→ EXERCISE INSTRUCTIONS: In the listing below, take the stretch from the line containing "edition-year-separator: | <box>152" through the line containing "author-first-name: Sarah <box>122" and replace "LE GUIDE" with "THE GUIDE". Return only those lines, with everything else unchanged.

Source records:
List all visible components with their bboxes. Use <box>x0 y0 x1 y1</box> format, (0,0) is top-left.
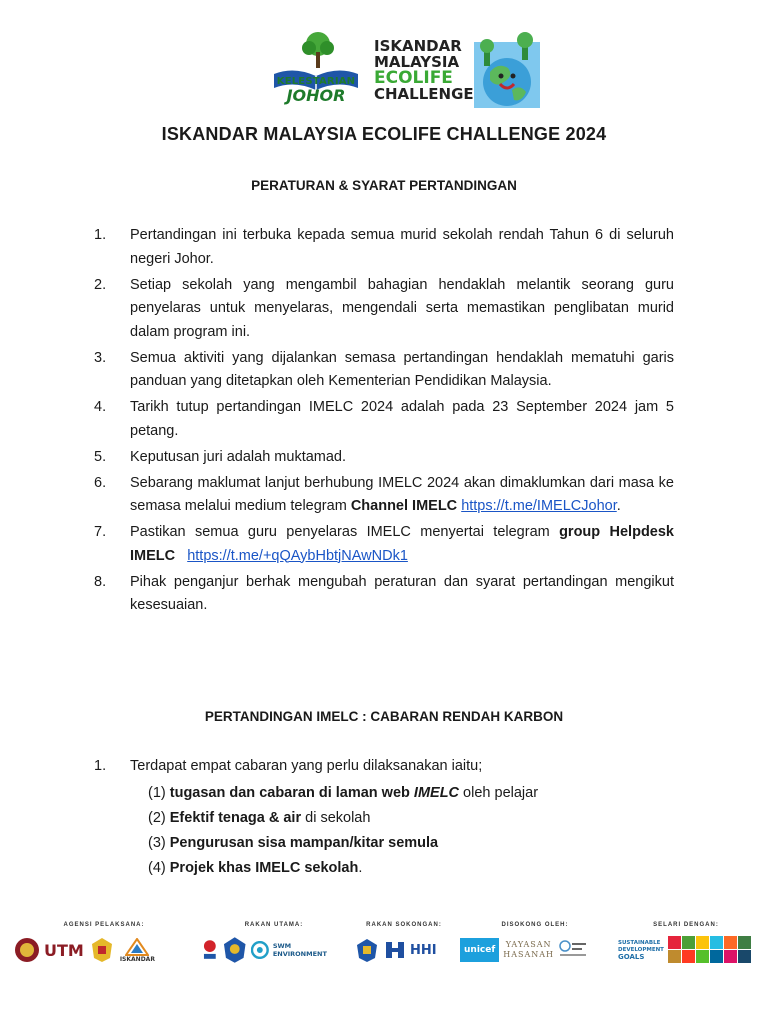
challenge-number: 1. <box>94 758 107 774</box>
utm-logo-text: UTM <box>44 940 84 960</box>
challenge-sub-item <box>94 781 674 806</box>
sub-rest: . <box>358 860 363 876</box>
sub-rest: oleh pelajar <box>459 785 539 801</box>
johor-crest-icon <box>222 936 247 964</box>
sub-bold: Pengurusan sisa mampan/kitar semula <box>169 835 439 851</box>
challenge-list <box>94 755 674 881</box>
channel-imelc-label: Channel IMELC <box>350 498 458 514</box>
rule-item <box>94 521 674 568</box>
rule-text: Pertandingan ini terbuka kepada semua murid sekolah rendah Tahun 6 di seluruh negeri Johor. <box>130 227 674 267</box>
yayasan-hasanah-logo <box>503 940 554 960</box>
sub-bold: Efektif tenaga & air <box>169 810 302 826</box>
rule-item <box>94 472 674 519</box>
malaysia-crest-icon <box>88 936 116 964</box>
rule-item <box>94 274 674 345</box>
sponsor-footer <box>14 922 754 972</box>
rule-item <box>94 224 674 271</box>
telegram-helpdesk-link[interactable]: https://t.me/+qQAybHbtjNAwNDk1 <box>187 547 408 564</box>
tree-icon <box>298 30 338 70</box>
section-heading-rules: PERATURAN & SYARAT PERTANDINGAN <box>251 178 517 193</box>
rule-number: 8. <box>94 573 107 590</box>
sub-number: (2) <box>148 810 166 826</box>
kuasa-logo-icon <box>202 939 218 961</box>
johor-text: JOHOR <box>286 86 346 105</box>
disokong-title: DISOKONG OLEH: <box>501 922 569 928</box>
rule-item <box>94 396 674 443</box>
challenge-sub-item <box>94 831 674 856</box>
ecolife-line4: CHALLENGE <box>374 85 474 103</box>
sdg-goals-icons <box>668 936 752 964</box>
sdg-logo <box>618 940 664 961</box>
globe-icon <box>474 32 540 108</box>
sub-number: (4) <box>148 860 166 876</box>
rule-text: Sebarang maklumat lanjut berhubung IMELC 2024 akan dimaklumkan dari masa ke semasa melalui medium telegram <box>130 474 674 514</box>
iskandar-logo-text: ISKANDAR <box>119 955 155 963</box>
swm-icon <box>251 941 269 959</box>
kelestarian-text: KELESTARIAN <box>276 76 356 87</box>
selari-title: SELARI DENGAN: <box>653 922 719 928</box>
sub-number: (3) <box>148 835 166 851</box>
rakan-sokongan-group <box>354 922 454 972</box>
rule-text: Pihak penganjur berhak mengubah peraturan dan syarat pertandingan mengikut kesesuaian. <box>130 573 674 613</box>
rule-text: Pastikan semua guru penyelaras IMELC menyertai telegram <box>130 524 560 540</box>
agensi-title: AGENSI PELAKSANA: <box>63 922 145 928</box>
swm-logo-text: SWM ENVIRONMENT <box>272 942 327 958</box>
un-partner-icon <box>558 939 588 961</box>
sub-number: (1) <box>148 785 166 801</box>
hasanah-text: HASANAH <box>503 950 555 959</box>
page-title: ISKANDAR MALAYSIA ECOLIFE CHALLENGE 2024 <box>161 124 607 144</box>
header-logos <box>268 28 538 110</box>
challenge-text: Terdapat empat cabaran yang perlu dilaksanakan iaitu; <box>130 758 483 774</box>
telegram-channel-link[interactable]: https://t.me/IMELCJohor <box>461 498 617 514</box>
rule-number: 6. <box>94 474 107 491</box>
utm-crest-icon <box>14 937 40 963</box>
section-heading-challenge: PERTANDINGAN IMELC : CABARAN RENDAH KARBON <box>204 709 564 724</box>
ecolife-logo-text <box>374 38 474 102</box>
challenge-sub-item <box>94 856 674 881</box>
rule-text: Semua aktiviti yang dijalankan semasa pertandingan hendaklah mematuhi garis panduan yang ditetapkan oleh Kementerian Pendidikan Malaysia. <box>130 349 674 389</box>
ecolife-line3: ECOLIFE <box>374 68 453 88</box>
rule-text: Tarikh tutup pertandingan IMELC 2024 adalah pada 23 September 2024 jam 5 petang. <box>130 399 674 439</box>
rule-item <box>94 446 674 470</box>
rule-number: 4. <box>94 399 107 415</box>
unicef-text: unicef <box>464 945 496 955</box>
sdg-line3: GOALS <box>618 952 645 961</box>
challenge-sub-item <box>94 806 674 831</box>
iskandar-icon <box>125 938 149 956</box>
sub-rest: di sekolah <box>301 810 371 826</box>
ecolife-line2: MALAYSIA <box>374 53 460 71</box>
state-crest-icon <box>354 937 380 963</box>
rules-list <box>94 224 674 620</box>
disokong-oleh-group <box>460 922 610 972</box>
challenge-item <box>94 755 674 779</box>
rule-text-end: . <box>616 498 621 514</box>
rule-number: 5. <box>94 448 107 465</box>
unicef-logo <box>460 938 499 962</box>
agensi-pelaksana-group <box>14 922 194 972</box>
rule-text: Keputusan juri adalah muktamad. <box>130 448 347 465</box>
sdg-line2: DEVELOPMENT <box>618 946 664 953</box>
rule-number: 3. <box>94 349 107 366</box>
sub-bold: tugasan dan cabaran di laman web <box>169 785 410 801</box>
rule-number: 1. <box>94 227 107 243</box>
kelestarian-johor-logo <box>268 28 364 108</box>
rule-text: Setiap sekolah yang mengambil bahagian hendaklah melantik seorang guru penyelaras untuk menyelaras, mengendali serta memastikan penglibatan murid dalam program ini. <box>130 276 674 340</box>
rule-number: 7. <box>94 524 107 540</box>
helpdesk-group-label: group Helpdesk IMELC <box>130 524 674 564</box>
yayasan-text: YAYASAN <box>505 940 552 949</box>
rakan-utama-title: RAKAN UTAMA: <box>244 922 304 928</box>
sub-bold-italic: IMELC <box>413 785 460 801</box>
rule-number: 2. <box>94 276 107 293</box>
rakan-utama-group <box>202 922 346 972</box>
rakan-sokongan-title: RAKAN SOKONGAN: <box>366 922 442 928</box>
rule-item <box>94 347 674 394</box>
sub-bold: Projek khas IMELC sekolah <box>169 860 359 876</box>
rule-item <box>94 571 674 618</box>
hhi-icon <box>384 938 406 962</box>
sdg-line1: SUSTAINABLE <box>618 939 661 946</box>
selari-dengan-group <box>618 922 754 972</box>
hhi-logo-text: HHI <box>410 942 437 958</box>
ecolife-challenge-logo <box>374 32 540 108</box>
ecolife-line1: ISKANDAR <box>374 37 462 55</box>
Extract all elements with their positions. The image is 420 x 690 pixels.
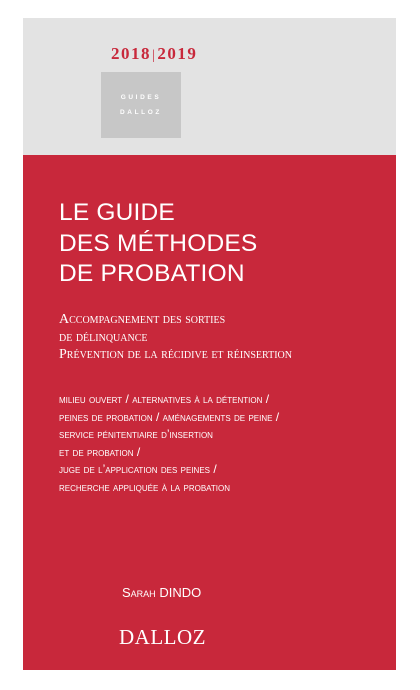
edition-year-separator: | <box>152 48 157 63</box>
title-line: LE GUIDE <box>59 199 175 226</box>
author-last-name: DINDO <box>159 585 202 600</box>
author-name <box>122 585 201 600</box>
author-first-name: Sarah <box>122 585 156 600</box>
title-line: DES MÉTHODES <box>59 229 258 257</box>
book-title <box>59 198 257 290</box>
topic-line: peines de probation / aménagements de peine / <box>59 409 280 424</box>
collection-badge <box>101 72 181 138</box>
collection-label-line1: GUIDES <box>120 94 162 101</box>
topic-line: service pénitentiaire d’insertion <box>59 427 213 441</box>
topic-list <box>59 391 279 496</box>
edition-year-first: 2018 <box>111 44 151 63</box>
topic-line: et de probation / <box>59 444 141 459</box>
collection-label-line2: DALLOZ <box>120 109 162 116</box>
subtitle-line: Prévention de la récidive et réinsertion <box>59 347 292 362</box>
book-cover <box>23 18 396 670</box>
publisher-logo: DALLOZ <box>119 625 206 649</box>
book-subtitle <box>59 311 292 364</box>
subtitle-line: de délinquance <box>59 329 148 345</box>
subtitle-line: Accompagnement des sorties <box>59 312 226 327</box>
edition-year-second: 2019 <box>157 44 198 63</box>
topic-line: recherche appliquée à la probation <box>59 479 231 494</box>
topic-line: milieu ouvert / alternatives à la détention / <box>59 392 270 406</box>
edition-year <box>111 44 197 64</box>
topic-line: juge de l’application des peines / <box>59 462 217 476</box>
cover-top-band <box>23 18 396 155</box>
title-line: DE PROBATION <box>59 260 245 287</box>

→ SOLUTION:
edition-year-separator: | <box>152 48 157 63</box>
title-line: THE GUIDE <box>59 199 175 226</box>
author-last-name: DINDO <box>159 585 202 600</box>
author-name <box>122 585 201 600</box>
author-first-name: Sarah <box>122 585 156 600</box>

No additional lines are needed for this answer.